WHAT TO PRODUCE — Pick out each line containing the string "marker" and copy it.

[Start INPUT RECORDS]

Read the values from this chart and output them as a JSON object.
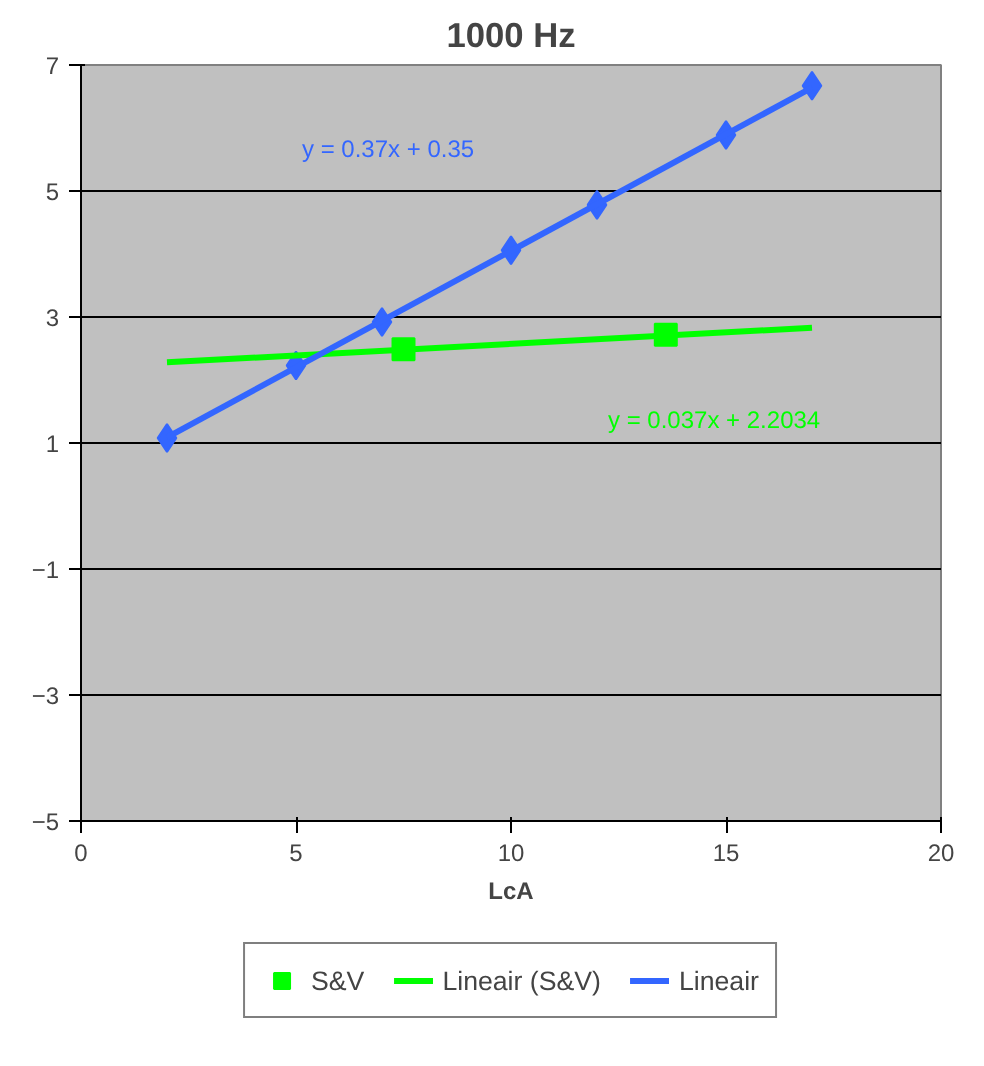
{
  "chart_data": {
    "type": "scatter",
    "title": "1000 Hz",
    "xlabel": "LcA",
    "xlim": [
      0,
      20
    ],
    "xticks": [
      0,
      5,
      10,
      15,
      20
    ],
    "ylim": [
      -5,
      7
    ],
    "yticks": [
      -5,
      -3,
      -1,
      1,
      3,
      5,
      7
    ],
    "grid": "y",
    "legend": "bottom",
    "series": [
      {
        "color": "#3366ff",
        "marker": "diamond",
        "x": [
          2,
          5,
          7,
          10,
          12,
          15,
          17
        ],
        "values": [
          1.08,
          2.23,
          2.92,
          4.06,
          4.78,
          5.89,
          6.67
        ]
      },
      {
        "name": "S&V",
        "color": "#00ff00",
        "marker": "square",
        "x": [
          7.5,
          13.6
        ],
        "values": [
          2.49,
          2.72
        ]
      },
      {
        "name": "Lineair (S&V)",
        "type": "line",
        "color": "#00ff00",
        "marker": "none",
        "x": [
          2,
          17
        ],
        "values": [
          2.28,
          2.83
        ]
      },
      {
        "name": "Lineair",
        "type": "line",
        "color": "#3366ff",
        "marker": "none",
        "x": [
          2,
          17
        ],
        "values": [
          1.09,
          6.64
        ]
      }
    ],
    "annotations": [
      "y = 0.37x + 0.35",
      "y = 0.037x + 2.2034"
    ]
  }
}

[End INPUT RECORDS]

TASK OUTPUT —
        "marker": "diamond",
        "marker": "square",
        "marker": "none",
        "marker": "none",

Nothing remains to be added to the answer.